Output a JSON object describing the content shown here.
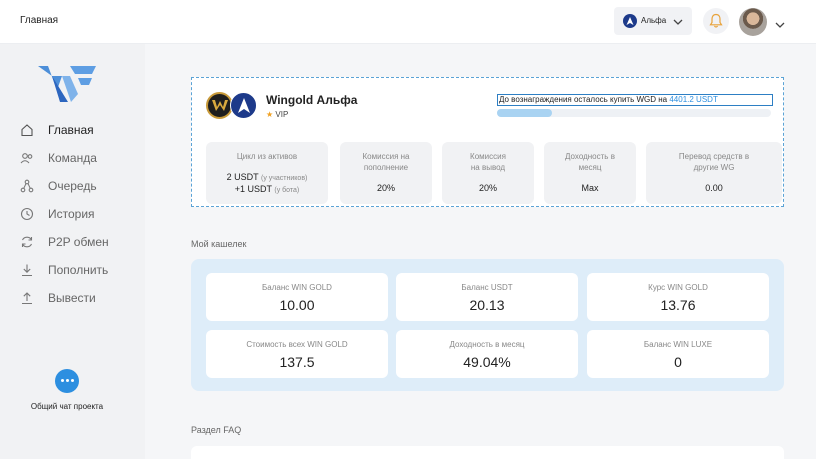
{
  "header": {
    "page_title": "Главная",
    "account_name": "Альфа",
    "colors": {
      "accent": "#2d8fe0",
      "account_dot": "#1d3a8a"
    }
  },
  "sidebar": {
    "items": [
      {
        "label": "Главная",
        "icon": "home-icon",
        "active": true
      },
      {
        "label": "Команда",
        "icon": "team-icon",
        "active": false
      },
      {
        "label": "Очередь",
        "icon": "queue-icon",
        "active": false
      },
      {
        "label": "История",
        "icon": "history-icon",
        "active": false
      },
      {
        "label": "P2P обмен",
        "icon": "exchange-icon",
        "active": false
      },
      {
        "label": "Пополнить",
        "icon": "deposit-icon",
        "active": false
      },
      {
        "label": "Вывести",
        "icon": "withdraw-icon",
        "active": false
      }
    ],
    "chat_label": "Общий чат проекта"
  },
  "token": {
    "name": "Wingold Альфа",
    "tier": "VIP",
    "progress_text": "До вознаграждения осталось купить WGD на",
    "progress_amount": "4401.2 USDT",
    "progress_fraction": 0.2
  },
  "stats": [
    {
      "title": "Цикл из активов",
      "line1": "2 USDT",
      "line1_note": "(у участников)",
      "line2": "+1 USDT",
      "line2_note": "(у бота)"
    },
    {
      "title": "Комиссия на пополнение",
      "value": "20%"
    },
    {
      "title": "Комиссия на вывод",
      "value": "20%"
    },
    {
      "title": "Доходность в месяц",
      "value": "Max"
    },
    {
      "title": "Перевод средств в другие WG",
      "value": "0.00"
    }
  ],
  "wallet": {
    "title": "Мой кашелек",
    "cards": [
      {
        "title": "Баланс WIN GOLD",
        "value": "10.00"
      },
      {
        "title": "Баланс USDT",
        "value": "20.13"
      },
      {
        "title": "Курс WIN GOLD",
        "value": "13.76"
      },
      {
        "title": "Стоимость всех WIN GOLD",
        "value": "137.5"
      },
      {
        "title": "Доходность в месяц",
        "value": "49.04%"
      },
      {
        "title": "Баланс WIN LUXE",
        "value": "0"
      }
    ]
  },
  "faq": {
    "title": "Раздел FAQ"
  }
}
^^^^^^^^^^^^^^^^
**Instructions to follow:** Copy out all of the data word for word. Do not carry over any picture.

**Full response:**
Output a JSON object describing the content shown here.
{
  "header": {
    "page_title": "Главная",
    "account_name": "Альфа",
    "colors": {
      "accent": "#2d8fe0",
      "account_dot": "#1d3a8a"
    }
  },
  "sidebar": {
    "items": [
      {
        "label": "Главная",
        "icon": "home-icon",
        "active": true
      },
      {
        "label": "Команда",
        "icon": "team-icon",
        "active": false
      },
      {
        "label": "Очередь",
        "icon": "queue-icon",
        "active": false
      },
      {
        "label": "История",
        "icon": "history-icon",
        "active": false
      },
      {
        "label": "P2P обмен",
        "icon": "exchange-icon",
        "active": false
      },
      {
        "label": "Пополнить",
        "icon": "deposit-icon",
        "active": false
      },
      {
        "label": "Вывести",
        "icon": "withdraw-icon",
        "active": false
      }
    ],
    "chat_label": "Общий чат проекта"
  },
  "token": {
    "name": "Wingold Альфа",
    "tier": "VIP",
    "progress_text": "До вознаграждения осталось купить WGD на",
    "progress_amount": "4401.2 USDT",
    "progress_fraction": 0.2
  },
  "stats": [
    {
      "title": "Цикл из активов",
      "line1": "2 USDT",
      "line1_note": "(у участников)",
      "line2": "+1 USDT",
      "line2_note": "(у бота)"
    },
    {
      "title": "Комиссия на пополнение",
      "value": "20%"
    },
    {
      "title": "Комиссия на вывод",
      "value": "20%"
    },
    {
      "title": "Доходность в месяц",
      "value": "Max"
    },
    {
      "title": "Перевод средств в другие WG",
      "value": "0.00"
    }
  ],
  "wallet": {
    "title": "Мой кашелек",
    "cards": [
      {
        "title": "Баланс WIN GOLD",
        "value": "10.00"
      },
      {
        "title": "Баланс USDT",
        "value": "20.13"
      },
      {
        "title": "Курс WIN GOLD",
        "value": "13.76"
      },
      {
        "title": "Стоимость всех WIN GOLD",
        "value": "137.5"
      },
      {
        "title": "Доходность в месяц",
        "value": "49.04%"
      },
      {
        "title": "Баланс WIN LUXE",
        "value": "0"
      }
    ]
  },
  "faq": {
    "title": "Раздел FAQ"
  }
}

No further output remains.